### Stored data entries
** Begin **
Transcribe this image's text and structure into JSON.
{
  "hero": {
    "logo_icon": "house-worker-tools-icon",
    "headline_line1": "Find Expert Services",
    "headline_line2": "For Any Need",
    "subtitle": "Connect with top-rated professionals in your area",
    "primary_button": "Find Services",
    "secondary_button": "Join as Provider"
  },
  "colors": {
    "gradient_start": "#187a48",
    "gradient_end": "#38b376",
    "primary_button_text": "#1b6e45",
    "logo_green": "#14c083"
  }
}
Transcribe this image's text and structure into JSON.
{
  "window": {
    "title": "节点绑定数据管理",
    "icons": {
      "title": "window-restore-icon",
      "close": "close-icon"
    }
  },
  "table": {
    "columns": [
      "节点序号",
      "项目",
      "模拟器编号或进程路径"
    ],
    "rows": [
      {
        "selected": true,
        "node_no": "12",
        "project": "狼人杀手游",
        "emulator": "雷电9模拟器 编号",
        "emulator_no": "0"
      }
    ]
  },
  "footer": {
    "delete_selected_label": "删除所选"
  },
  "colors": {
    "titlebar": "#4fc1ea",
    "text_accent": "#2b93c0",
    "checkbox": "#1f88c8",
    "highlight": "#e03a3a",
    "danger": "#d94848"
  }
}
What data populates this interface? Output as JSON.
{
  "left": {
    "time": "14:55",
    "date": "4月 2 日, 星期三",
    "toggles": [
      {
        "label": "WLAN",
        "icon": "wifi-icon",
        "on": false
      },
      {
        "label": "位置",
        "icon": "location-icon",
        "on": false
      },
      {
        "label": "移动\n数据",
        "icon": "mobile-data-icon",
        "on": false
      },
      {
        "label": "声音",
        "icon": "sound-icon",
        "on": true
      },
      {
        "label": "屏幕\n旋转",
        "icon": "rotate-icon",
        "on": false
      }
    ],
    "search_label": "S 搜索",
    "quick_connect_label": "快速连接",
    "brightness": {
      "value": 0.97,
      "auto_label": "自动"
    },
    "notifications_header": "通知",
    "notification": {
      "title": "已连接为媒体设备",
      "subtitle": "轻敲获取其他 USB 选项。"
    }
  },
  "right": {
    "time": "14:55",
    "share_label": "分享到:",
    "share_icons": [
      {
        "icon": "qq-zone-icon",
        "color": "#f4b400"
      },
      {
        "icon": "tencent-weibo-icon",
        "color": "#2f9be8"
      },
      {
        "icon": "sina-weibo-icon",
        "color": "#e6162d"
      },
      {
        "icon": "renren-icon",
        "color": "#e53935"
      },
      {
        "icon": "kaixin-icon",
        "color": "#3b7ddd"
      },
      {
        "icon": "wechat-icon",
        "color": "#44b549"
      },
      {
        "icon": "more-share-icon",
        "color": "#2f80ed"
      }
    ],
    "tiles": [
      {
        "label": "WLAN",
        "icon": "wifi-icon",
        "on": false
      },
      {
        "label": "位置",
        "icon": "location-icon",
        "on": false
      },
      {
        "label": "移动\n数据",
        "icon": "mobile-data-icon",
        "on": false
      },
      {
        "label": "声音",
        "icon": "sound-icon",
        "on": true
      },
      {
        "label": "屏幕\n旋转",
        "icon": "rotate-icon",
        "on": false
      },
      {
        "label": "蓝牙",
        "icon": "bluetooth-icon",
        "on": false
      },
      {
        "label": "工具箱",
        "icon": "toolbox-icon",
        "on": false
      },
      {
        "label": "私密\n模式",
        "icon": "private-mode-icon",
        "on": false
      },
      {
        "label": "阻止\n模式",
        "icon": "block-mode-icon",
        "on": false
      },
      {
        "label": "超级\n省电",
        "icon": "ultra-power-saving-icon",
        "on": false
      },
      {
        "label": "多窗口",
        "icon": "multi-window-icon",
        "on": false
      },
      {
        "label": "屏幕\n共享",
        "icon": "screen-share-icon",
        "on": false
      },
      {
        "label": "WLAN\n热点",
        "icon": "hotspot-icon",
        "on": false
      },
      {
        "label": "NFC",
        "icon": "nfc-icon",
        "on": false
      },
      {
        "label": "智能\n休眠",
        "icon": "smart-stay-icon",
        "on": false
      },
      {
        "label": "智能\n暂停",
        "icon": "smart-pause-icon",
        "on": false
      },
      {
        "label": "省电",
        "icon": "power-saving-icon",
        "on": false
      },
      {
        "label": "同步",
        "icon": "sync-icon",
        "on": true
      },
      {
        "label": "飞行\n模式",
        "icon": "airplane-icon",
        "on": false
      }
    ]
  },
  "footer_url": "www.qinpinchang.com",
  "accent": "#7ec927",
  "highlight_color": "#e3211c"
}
** End **
### Task to carry out
Word for word, extract all the records.

### Response to this exercise
Transcribe this image's text and structure into JSON.
{
  "hero": {
    "logo_icon": "house-worker-tools-icon",
    "headline_line1": "Find Expert Services",
    "headline_line2": "For Any Need",
    "subtitle": "Connect with top-rated professionals in your area",
    "primary_button": "Find Services",
    "secondary_button": "Join as Provider"
  },
  "colors": {
    "gradient_start": "#187a48",
    "gradient_end": "#38b376",
    "primary_button_text": "#1b6e45",
    "logo_green": "#14c083"
  }
}
Transcribe this image's text and structure into JSON.
{
  "window": {
    "title": "节点绑定数据管理",
    "icons": {
      "title": "window-restore-icon",
      "close": "close-icon"
    }
  },
  "table": {
    "columns": [
      "节点序号",
      "项目",
      "模拟器编号或进程路径"
    ],
    "rows": [
      {
        "selected": true,
        "node_no": "12",
        "project": "狼人杀手游",
        "emulator": "雷电9模拟器 编号",
        "emulator_no": "0"
      }
    ]
  },
  "footer": {
    "delete_selected_label": "删除所选"
  },
  "colors": {
    "titlebar": "#4fc1ea",
    "text_accent": "#2b93c0",
    "checkbox": "#1f88c8",
    "highlight": "#e03a3a",
    "danger": "#d94848"
  }
}
What data populates this interface? Output as JSON.
{
  "left": {
    "time": "14:55",
    "date": "4月 2 日, 星期三",
    "toggles": [
      {
        "label": "WLAN",
        "icon": "wifi-icon",
        "on": false
      },
      {
        "label": "位置",
        "icon": "location-icon",
        "on": false
      },
      {
        "label": "移动\n数据",
        "icon": "mobile-data-icon",
        "on": false
      },
      {
        "label": "声音",
        "icon": "sound-icon",
        "on": true
      },
      {
        "label": "屏幕\n旋转",
        "icon": "rotate-icon",
        "on": false
      }
    ],
    "search_label": "S 搜索",
    "quick_connect_label": "快速连接",
    "brightness": {
      "value": 0.97,
      "auto_label": "自动"
    },
    "notifications_header": "通知",
    "notification": {
      "title": "已连接为媒体设备",
      "subtitle": "轻敲获取其他 USB 选项。"
    }
  },
  "right": {
    "time": "14:55",
    "share_label": "分享到:",
    "share_icons": [
      {
        "icon": "qq-zone-icon",
        "color": "#f4b400"
      },
      {
        "icon": "tencent-weibo-icon",
        "color": "#2f9be8"
      },
      {
        "icon": "sina-weibo-icon",
        "color": "#e6162d"
      },
      {
        "icon": "renren-icon",
        "color": "#e53935"
      },
      {
        "icon": "kaixin-icon",
        "color": "#3b7ddd"
      },
      {
        "icon": "wechat-icon",
        "color": "#44b549"
      },
      {
        "icon": "more-share-icon",
        "color": "#2f80ed"
      }
    ],
    "tiles": [
      {
        "label": "WLAN",
        "icon": "wifi-icon",
        "on": false
      },
      {
        "label": "位置",
        "icon": "location-icon",
        "on": false
      },
      {
        "label": "移动\n数据",
        "icon": "mobile-data-icon",
        "on": false
      },
      {
        "label": "声音",
        "icon": "sound-icon",
        "on": true
      },
      {
        "label": "屏幕\n旋转",
        "icon": "rotate-icon",
        "on": false
      },
      {
        "label": "蓝牙",
        "icon": "bluetooth-icon",
        "on": false
      },
      {
        "label": "工具箱",
        "icon": "toolbox-icon",
        "on": false
      },
      {
        "label": "私密\n模式",
        "icon": "private-mode-icon",
        "on": false
      },
      {
        "label": "阻止\n模式",
        "icon": "block-mode-icon",
        "on": false
      },
      {
        "label": "超级\n省电",
        "icon": "ultra-power-saving-icon",
        "on": false
      },
      {
        "label": "多窗口",
        "icon": "multi-window-icon",
        "on": false
      },
      {
        "label": "屏幕\n共享",
        "icon": "screen-share-icon",
        "on": false
      },
      {
        "label": "WLAN\n热点",
        "icon": "hotspot-icon",
        "on": false
      },
      {
        "label": "NFC",
        "icon": "nfc-icon",
        "on": false
      },
      {
        "label": "智能\n休眠",
        "icon": "smart-stay-icon",
        "on": false
      },
      {
        "label": "智能\n暂停",
        "icon": "smart-pause-icon",
        "on": false
      },
      {
        "label": "省电",
        "icon": "power-saving-icon",
        "on": false
      },
      {
        "label": "同步",
        "icon": "sync-icon",
        "on": true
      },
      {
        "label": "飞行\n模式",
        "icon": "airplane-icon",
        "on": false
      }
    ]
  },
  "footer_url": "www.qinpinchang.com",
  "accent": "#7ec927",
  "highlight_color": "#e3211c"
}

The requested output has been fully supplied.